Direction:
Scan the entries below for the word "draws". Copy each line that has it.

Items from a dataset:

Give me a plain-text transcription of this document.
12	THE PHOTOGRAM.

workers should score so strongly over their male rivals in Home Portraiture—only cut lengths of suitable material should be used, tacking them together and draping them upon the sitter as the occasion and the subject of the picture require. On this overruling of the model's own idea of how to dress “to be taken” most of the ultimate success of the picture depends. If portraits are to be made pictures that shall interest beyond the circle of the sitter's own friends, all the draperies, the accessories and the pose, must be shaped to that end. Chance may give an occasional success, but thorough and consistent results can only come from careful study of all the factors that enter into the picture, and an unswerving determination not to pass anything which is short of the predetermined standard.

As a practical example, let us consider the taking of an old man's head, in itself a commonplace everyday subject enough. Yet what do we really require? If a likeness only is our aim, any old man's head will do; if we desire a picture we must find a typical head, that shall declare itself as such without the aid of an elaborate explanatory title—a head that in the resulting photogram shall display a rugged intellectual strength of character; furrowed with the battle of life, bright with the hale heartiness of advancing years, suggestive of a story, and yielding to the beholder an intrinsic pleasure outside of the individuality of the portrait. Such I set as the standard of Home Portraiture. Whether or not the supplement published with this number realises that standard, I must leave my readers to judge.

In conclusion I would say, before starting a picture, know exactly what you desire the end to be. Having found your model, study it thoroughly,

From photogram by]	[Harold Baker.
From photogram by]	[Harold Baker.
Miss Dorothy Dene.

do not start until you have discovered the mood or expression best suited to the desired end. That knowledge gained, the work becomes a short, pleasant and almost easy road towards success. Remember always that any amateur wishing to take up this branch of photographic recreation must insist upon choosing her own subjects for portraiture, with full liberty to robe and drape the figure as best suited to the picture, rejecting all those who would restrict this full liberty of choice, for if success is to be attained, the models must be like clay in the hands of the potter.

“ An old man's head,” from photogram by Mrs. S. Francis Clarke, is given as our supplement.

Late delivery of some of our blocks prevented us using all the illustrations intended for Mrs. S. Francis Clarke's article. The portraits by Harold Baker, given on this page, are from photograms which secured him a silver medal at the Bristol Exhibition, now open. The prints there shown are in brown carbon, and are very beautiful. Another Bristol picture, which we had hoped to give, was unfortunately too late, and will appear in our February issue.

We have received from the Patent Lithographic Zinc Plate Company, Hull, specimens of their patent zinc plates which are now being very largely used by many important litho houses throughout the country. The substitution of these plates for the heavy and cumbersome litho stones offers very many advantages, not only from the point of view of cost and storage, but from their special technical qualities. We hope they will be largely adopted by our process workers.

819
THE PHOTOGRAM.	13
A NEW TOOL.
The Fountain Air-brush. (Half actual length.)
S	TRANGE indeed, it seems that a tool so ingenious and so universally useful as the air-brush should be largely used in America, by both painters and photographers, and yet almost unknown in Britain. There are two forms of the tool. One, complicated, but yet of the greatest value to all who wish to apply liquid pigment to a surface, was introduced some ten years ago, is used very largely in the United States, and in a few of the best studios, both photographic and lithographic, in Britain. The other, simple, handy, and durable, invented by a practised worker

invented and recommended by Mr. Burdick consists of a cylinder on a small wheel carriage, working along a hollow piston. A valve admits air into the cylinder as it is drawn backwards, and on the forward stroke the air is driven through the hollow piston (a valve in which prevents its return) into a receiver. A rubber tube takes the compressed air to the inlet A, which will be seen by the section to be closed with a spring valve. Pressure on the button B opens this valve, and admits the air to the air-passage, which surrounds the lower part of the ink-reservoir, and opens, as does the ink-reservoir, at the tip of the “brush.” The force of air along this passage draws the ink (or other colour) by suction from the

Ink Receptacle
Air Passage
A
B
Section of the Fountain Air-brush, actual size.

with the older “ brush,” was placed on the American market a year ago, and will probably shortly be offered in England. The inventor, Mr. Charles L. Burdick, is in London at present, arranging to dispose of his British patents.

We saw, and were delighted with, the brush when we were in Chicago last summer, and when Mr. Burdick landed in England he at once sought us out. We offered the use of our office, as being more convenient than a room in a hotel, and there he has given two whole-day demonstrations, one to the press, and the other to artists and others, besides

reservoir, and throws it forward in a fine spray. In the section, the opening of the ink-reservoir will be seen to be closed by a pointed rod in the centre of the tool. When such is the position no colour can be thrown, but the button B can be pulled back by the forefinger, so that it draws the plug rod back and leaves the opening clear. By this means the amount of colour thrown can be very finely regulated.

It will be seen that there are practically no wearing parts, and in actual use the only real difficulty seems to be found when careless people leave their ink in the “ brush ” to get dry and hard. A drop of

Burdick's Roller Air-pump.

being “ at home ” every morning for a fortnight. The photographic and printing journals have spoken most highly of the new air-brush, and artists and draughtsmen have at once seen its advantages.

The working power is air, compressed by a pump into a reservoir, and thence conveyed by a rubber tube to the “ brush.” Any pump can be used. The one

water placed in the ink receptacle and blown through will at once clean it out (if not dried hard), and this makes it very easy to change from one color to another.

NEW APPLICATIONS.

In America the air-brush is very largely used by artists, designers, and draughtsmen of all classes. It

Result of the exercise:
invented and recommended by Mr. Burdick consists of a cylinder on a small wheel carriage, working along a hollow piston. A valve admits air into the cylinder as it is drawn backwards, and on the forward stroke the air is driven through the hollow piston (a valve in which prevents its return) into a receiver. A rubber tube takes the compressed air to the inlet A, which will be seen by the section to be closed with a spring valve. Pressure on the button B opens this valve, and admits the air to the air-passage, which surrounds the lower part of the ink-reservoir, and opens, as does the ink-reservoir, at the tip of the “brush.” The force of air along this passage draws the ink (or other colour) by suction from the
reservoir, and throws it forward in a fine spray. In the section, the opening of the ink-reservoir will be seen to be closed by a pointed rod in the centre of the tool. When such is the position no colour can be thrown, but the button B can be pulled back by the forefinger, so that it draws the plug rod back and leaves the opening clear. By this means the amount of colour thrown can be very finely regulated.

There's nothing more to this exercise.